SOURCE DATA:
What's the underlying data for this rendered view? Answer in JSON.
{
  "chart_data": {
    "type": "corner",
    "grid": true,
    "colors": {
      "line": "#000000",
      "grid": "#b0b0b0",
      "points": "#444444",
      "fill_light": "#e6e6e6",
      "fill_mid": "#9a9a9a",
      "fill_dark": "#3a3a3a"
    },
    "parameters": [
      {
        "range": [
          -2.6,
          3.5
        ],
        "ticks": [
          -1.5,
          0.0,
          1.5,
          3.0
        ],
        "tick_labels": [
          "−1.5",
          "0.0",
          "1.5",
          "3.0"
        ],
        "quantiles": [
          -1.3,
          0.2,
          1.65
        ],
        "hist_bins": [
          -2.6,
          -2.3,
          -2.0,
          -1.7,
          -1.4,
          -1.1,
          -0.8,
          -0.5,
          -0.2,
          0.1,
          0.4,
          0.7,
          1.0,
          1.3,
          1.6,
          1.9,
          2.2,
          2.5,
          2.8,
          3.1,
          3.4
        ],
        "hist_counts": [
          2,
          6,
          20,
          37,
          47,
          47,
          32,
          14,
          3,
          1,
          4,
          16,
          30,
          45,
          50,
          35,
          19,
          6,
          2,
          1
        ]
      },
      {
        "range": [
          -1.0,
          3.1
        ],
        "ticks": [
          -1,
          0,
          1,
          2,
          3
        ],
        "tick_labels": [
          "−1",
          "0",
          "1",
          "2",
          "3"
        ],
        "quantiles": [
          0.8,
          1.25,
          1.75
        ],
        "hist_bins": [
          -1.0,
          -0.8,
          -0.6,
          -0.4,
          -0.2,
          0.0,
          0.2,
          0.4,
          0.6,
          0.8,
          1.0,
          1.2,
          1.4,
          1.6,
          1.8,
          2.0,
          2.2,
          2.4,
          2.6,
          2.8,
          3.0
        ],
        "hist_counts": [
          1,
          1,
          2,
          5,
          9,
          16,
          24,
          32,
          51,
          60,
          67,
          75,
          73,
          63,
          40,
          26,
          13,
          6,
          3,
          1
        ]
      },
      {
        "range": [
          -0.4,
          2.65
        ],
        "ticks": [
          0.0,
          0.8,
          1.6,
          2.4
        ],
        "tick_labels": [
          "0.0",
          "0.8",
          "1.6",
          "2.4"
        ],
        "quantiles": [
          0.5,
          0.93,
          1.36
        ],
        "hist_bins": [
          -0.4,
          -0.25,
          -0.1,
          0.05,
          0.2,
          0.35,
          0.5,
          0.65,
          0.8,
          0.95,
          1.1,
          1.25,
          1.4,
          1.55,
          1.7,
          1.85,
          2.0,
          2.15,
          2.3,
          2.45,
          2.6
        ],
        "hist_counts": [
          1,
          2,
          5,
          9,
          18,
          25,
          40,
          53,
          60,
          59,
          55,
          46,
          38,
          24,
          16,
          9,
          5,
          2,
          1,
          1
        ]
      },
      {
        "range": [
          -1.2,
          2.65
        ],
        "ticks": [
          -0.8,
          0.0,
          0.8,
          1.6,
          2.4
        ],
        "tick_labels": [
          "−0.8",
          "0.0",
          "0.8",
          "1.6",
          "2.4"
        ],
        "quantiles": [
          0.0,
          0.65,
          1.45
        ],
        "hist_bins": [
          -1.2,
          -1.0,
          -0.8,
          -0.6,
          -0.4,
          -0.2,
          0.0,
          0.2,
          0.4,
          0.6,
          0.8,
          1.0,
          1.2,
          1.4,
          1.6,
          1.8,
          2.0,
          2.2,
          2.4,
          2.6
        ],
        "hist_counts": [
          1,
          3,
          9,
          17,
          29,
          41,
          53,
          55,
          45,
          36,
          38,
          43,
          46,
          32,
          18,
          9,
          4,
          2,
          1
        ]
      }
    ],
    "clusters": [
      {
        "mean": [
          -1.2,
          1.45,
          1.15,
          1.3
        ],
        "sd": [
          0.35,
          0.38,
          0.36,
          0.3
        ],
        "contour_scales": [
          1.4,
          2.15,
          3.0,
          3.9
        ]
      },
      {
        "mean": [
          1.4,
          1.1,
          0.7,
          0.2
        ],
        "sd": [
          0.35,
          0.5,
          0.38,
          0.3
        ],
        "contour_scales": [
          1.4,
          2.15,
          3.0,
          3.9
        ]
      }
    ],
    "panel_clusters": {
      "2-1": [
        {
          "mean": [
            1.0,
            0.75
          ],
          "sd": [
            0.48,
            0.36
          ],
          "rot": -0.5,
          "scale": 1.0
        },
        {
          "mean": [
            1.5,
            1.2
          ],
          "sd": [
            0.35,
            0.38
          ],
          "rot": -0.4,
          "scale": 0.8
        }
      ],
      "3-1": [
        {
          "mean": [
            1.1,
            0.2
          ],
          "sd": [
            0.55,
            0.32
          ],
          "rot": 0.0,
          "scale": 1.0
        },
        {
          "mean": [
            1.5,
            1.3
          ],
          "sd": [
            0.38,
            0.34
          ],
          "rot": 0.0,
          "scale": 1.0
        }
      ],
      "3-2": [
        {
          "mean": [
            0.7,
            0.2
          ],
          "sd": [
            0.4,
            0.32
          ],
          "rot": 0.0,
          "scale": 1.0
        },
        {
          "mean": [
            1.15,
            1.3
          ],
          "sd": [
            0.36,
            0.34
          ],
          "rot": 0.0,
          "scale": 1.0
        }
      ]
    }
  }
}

EXERCISE GOAL:
Exactly reproduce every line found in the records.

SOLUTION FOR THIS EXERCISE:
What's the underlying data for this rendered view? Answer in JSON.
{
  "chart_data": {
    "type": "corner",
    "grid": true,
    "colors": {
      "line": "#000000",
      "grid": "#b0b0b0",
      "points": "#444444",
      "fill_light": "#e6e6e6",
      "fill_mid": "#9a9a9a",
      "fill_dark": "#3a3a3a"
    },
    "parameters": [
      {
        "range": [
          -2.6,
          3.5
        ],
        "ticks": [
          -1.5,
          0.0,
          1.5,
          3.0
        ],
        "tick_labels": [
          "−1.5",
          "0.0",
          "1.5",
          "3.0"
        ],
        "quantiles": [
          -1.3,
          0.2,
          1.65
        ],
        "hist_bins": [
          -2.6,
          -2.3,
          -2.0,
          -1.7,
          -1.4,
          -1.1,
          -0.8,
          -0.5,
          -0.2,
          0.1,
          0.4,
          0.7,
          1.0,
          1.3,
          1.6,
          1.9,
          2.2,
          2.5,
          2.8,
          3.1,
          3.4
        ],
        "hist_counts": [
          2,
          6,
          20,
          37,
          47,
          47,
          32,
          14,
          3,
          1,
          4,
          16,
          30,
          45,
          50,
          35,
          19,
          6,
          2,
          1
        ]
      },
      {
        "range": [
          -1.0,
          3.1
        ],
        "ticks": [
          -1,
          0,
          1,
          2,
          3
        ],
        "tick_labels": [
          "−1",
          "0",
          "1",
          "2",
          "3"
        ],
        "quantiles": [
          0.8,
          1.25,
          1.75
        ],
        "hist_bins": [
          -1.0,
          -0.8,
          -0.6,
          -0.4,
          -0.2,
          0.0,
          0.2,
          0.4,
          0.6,
          0.8,
          1.0,
          1.2,
          1.4,
          1.6,
          1.8,
          2.0,
          2.2,
          2.4,
          2.6,
          2.8,
          3.0
        ],
        "hist_counts": [
          1,
          1,
          2,
          5,
          9,
          16,
          24,
          32,
          51,
          60,
          67,
          75,
          73,
          63,
          40,
          26,
          13,
          6,
          3,
          1
        ]
      },
      {
        "range": [
          -0.4,
          2.65
        ],
        "ticks": [
          0.0,
          0.8,
          1.6,
          2.4
        ],
        "tick_labels": [
          "0.0",
          "0.8",
          "1.6",
          "2.4"
        ],
        "quantiles": [
          0.5,
          0.93,
          1.36
        ],
        "hist_bins": [
          -0.4,
          -0.25,
          -0.1,
          0.05,
          0.2,
          0.35,
          0.5,
          0.65,
          0.8,
          0.95,
          1.1,
          1.25,
          1.4,
          1.55,
          1.7,
          1.85,
          2.0,
          2.15,
          2.3,
          2.45,
          2.6
        ],
        "hist_counts": [
          1,
          2,
          5,
          9,
          18,
          25,
          40,
          53,
          60,
          59,
          55,
          46,
          38,
          24,
          16,
          9,
          5,
          2,
          1,
          1
        ]
      },
      {
        "range": [
          -1.2,
          2.65
        ],
        "ticks": [
          -0.8,
          0.0,
          0.8,
          1.6,
          2.4
        ],
        "tick_labels": [
          "−0.8",
          "0.0",
          "0.8",
          "1.6",
          "2.4"
        ],
        "quantiles": [
          0.0,
          0.65,
          1.45
        ],
        "hist_bins": [
          -1.2,
          -1.0,
          -0.8,
          -0.6,
          -0.4,
          -0.2,
          0.0,
          0.2,
          0.4,
          0.6,
          0.8,
          1.0,
          1.2,
          1.4,
          1.6,
          1.8,
          2.0,
          2.2,
          2.4,
          2.6
        ],
        "hist_counts": [
          1,
          3,
          9,
          17,
          29,
          41,
          53,
          55,
          45,
          36,
          38,
          43,
          46,
          32,
          18,
          9,
          4,
          2,
          1
        ]
      }
    ],
    "clusters": [
      {
        "mean": [
          -1.2,
          1.45,
          1.15,
          1.3
        ],
        "sd": [
          0.35,
          0.38,
          0.36,
          0.3
        ],
        "contour_scales": [
          1.4,
          2.15,
          3.0,
          3.9
        ]
      },
      {
        "mean": [
          1.4,
          1.1,
          0.7,
          0.2
        ],
        "sd": [
          0.35,
          0.5,
          0.38,
          0.3
        ],
        "contour_scales": [
          1.4,
          2.15,
          3.0,
          3.9
        ]
      }
    ],
    "panel_clusters": {
      "2-1": [
        {
          "mean": [
            1.0,
            0.75
          ],
          "sd": [
            0.48,
            0.36
          ],
          "rot": -0.5,
          "scale": 1.0
        },
        {
          "mean": [
            1.5,
            1.2
          ],
          "sd": [
            0.35,
            0.38
          ],
          "rot": -0.4,
          "scale": 0.8
        }
      ],
      "3-1": [
        {
          "mean": [
            1.1,
            0.2
          ],
          "sd": [
            0.55,
            0.32
          ],
          "rot": 0.0,
          "scale": 1.0
        },
        {
          "mean": [
            1.5,
            1.3
          ],
          "sd": [
            0.38,
            0.34
          ],
          "rot": 0.0,
          "scale": 1.0
        }
      ],
      "3-2": [
        {
          "mean": [
            0.7,
            0.2
          ],
          "sd": [
            0.4,
            0.32
          ],
          "rot": 0.0,
          "scale": 1.0
        },
        {
          "mean": [
            1.15,
            1.3
          ],
          "sd": [
            0.36,
            0.34
          ],
          "rot": 0.0,
          "scale": 1.0
        }
      ]
    }
  }
}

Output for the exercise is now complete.